▸ GIVEN TASK
Review the material and extract every line in which the word "JSON" occurs.

▸ RECORDS PROVIDED
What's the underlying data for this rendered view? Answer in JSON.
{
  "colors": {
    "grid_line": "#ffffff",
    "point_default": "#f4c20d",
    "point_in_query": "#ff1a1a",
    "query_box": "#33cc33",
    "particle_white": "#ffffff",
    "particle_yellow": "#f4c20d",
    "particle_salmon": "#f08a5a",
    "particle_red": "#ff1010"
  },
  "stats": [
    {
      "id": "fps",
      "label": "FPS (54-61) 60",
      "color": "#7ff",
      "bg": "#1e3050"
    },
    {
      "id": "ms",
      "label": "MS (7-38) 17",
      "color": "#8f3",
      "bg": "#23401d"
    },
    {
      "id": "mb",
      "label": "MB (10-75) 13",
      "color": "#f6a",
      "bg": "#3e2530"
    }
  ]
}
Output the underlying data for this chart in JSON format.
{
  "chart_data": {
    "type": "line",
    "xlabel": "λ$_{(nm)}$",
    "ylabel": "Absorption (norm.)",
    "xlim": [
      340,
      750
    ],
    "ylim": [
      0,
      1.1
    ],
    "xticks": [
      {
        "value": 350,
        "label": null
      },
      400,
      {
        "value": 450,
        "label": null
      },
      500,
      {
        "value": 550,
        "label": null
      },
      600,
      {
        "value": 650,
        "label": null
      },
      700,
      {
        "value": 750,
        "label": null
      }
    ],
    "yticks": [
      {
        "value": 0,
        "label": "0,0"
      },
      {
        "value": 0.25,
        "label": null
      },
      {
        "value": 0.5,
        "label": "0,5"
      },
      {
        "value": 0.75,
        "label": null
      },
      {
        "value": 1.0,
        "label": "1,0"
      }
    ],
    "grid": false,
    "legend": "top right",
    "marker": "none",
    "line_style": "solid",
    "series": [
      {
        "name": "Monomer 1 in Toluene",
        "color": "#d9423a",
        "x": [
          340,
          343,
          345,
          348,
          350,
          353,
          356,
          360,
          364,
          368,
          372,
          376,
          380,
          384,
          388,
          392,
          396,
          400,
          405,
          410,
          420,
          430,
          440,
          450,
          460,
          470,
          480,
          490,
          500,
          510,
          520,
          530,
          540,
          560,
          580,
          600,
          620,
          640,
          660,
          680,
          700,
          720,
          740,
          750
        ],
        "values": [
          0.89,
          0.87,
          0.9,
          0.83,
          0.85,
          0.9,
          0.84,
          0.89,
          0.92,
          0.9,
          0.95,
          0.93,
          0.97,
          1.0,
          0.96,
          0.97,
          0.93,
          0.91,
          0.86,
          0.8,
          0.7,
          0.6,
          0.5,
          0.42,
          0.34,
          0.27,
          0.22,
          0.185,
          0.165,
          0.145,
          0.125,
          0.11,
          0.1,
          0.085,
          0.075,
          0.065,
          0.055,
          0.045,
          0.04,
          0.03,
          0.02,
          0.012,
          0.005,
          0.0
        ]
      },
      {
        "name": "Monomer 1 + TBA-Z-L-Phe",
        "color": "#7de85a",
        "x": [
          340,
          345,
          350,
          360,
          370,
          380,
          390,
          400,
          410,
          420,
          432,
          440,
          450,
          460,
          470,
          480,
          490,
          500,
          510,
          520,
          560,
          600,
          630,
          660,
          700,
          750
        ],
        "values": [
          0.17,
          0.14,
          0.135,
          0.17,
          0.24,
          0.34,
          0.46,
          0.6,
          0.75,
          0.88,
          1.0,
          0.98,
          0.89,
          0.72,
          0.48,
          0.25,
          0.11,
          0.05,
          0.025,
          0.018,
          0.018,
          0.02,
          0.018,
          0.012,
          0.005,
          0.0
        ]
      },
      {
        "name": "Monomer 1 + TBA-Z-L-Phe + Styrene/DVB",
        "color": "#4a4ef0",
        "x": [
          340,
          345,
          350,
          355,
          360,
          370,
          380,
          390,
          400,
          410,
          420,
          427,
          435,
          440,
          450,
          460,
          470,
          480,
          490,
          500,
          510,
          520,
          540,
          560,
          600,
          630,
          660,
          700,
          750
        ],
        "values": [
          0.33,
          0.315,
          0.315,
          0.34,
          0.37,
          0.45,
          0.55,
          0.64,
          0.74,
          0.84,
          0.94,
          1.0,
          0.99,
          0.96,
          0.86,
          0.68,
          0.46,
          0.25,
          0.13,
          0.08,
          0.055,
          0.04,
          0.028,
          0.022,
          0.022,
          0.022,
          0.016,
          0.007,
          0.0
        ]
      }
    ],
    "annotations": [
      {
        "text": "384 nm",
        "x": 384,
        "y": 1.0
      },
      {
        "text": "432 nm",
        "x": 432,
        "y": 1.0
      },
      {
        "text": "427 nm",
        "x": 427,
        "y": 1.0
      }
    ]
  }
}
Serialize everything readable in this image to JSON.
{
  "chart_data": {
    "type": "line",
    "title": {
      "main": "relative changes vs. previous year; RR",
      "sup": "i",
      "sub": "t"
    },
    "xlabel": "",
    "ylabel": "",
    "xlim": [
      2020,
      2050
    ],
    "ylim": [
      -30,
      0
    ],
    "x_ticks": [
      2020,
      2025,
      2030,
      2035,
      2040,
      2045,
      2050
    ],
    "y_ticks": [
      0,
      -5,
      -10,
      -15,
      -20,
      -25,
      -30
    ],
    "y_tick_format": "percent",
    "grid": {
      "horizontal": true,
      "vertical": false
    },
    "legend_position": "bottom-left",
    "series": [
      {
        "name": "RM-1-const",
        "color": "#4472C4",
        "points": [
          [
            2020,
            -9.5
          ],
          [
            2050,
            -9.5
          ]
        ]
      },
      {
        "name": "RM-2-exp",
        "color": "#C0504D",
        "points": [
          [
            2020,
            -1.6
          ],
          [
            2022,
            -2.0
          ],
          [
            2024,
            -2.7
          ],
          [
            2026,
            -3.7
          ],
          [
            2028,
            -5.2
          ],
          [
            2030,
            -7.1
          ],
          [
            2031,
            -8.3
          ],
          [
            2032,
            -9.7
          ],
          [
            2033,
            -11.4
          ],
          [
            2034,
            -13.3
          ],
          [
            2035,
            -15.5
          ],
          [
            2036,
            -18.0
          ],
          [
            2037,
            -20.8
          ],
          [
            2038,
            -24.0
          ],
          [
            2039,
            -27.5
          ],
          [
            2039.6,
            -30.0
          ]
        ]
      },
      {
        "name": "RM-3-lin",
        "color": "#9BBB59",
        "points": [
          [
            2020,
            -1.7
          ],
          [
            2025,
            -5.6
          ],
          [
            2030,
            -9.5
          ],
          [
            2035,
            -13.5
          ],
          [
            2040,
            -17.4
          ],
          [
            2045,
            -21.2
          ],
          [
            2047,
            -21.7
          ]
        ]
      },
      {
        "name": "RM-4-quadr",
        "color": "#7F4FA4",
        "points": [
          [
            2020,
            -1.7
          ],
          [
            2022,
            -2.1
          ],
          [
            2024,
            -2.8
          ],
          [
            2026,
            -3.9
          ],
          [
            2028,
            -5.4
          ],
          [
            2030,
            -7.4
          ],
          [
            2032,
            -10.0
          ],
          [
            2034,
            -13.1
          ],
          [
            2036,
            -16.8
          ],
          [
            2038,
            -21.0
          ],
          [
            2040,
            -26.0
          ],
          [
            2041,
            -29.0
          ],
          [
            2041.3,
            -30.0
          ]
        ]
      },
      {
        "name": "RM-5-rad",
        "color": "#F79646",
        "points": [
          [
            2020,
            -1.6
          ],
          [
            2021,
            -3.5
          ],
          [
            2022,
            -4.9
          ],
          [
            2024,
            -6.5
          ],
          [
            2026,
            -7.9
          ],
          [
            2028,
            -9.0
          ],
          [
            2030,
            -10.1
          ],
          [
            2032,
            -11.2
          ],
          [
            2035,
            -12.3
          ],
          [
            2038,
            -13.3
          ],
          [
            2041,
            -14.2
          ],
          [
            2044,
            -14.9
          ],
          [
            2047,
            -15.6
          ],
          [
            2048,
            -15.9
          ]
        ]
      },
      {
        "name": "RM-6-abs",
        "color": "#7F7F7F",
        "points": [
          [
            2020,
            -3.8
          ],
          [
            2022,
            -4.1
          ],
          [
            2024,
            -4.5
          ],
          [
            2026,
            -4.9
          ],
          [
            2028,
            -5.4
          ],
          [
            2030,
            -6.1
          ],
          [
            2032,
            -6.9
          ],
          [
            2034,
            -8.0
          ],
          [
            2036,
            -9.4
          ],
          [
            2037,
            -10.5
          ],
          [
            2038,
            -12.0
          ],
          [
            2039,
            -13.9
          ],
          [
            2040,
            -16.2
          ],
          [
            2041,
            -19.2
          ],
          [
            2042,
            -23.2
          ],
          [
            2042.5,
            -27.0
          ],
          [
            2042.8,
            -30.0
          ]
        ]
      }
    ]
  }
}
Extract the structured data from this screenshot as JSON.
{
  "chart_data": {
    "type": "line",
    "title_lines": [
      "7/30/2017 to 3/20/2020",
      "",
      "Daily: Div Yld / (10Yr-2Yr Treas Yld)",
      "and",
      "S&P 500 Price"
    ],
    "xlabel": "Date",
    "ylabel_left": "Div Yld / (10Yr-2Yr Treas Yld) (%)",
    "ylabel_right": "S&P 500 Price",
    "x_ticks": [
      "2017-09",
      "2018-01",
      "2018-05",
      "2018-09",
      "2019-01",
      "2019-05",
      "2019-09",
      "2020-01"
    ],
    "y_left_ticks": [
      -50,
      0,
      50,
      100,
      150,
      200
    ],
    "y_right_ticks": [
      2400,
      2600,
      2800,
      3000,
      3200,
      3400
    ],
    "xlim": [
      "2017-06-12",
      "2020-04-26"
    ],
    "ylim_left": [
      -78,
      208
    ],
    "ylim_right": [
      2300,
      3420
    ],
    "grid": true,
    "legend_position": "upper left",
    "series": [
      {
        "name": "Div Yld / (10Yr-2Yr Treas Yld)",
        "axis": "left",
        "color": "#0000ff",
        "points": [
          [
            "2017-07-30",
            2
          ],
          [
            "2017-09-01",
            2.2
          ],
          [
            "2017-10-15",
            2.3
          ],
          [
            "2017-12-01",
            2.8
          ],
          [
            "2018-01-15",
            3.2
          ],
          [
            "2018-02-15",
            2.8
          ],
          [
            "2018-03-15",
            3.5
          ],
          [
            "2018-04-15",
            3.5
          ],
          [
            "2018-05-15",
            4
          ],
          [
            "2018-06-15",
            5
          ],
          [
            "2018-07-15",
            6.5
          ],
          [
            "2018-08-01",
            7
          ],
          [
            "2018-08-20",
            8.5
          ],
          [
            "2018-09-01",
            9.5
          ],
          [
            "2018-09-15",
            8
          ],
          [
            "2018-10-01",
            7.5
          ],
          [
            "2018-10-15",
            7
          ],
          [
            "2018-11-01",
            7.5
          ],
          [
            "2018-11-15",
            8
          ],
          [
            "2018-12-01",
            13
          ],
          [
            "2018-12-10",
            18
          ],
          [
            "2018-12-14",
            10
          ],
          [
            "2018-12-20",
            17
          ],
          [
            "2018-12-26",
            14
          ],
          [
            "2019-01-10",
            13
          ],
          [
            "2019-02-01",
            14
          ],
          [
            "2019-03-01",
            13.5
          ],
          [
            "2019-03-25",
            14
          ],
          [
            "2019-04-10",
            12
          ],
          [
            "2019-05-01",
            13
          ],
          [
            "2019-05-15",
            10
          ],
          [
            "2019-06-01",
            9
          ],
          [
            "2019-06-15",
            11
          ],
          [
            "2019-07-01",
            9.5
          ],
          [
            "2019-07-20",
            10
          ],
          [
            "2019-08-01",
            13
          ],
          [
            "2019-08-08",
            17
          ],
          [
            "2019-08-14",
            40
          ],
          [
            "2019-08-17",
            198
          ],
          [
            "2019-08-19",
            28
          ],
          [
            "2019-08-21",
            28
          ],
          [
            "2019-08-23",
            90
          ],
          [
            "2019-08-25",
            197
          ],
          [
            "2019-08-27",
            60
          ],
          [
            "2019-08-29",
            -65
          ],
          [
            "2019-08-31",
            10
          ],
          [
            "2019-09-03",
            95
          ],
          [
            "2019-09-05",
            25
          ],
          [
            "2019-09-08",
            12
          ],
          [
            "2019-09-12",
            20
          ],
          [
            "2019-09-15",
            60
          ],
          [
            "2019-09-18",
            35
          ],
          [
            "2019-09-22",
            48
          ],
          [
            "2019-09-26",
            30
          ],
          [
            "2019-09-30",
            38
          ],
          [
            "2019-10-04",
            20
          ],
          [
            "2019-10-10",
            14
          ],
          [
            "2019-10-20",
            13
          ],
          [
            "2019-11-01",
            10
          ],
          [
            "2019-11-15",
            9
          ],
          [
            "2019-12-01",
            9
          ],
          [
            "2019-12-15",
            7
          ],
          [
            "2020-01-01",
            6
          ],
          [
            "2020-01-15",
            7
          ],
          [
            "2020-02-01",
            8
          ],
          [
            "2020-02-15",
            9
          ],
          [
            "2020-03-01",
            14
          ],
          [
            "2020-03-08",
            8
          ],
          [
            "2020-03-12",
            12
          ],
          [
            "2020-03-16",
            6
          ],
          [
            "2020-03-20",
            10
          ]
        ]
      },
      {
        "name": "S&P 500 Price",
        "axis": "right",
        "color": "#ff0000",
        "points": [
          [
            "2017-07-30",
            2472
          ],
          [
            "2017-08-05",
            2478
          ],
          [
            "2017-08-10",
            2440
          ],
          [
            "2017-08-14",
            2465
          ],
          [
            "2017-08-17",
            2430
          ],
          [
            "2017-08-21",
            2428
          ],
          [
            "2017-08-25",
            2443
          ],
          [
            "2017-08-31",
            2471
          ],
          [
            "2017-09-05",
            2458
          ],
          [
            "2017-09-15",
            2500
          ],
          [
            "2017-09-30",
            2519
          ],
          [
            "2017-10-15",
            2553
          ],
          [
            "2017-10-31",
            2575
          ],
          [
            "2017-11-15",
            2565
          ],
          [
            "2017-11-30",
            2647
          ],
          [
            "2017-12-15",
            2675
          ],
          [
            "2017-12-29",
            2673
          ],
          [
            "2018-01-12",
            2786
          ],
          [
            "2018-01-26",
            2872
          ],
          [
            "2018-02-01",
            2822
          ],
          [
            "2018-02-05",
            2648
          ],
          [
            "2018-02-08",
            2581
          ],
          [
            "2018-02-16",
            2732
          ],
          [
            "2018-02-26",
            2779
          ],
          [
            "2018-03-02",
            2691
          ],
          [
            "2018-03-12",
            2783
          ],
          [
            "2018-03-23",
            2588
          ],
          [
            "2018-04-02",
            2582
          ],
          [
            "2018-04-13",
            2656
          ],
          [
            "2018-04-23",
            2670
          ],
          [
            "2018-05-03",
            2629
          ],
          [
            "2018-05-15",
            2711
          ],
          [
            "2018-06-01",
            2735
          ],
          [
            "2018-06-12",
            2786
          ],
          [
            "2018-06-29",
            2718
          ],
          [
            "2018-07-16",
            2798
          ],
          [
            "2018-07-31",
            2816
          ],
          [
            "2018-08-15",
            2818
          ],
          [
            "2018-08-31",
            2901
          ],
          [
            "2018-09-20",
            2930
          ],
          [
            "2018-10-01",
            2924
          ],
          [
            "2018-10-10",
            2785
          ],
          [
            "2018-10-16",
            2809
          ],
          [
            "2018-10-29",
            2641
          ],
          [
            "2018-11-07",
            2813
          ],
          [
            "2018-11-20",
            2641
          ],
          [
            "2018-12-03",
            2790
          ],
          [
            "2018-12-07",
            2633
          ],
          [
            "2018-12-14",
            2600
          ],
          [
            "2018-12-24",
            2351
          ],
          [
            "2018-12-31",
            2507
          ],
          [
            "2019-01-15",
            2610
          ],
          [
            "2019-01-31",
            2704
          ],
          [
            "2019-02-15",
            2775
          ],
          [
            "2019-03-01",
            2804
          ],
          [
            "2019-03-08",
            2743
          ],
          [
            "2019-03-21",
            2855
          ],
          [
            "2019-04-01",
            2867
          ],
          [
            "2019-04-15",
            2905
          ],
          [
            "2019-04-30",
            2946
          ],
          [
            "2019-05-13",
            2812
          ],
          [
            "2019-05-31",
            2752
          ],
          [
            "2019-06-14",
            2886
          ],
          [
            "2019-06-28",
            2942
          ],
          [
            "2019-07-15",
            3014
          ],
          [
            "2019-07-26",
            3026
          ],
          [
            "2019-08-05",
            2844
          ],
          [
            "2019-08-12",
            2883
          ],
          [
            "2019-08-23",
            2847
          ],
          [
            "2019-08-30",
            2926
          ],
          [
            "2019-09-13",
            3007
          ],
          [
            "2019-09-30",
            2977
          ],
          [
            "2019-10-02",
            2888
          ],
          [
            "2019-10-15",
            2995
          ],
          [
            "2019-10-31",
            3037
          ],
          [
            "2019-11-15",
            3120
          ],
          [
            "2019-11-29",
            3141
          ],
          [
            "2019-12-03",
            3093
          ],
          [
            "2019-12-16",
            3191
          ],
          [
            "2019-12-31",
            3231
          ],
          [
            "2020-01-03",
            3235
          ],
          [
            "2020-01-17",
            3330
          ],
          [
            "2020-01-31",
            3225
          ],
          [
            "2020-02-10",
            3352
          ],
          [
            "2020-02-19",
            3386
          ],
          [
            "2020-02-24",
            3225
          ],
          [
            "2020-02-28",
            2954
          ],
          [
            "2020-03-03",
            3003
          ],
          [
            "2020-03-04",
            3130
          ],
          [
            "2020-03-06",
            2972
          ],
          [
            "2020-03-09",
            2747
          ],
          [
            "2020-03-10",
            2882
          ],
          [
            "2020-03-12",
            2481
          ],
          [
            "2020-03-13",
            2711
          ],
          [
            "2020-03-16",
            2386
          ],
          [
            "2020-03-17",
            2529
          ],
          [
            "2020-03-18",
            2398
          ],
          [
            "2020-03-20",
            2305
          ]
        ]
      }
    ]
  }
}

▸ REPLY TO THE EXERCISE
What's the underlying data for this rendered view? Answer in JSON.
Output the underlying data for this chart in JSON format.
Serialize everything readable in this image to JSON.
Extract the structured data from this screenshot as JSON.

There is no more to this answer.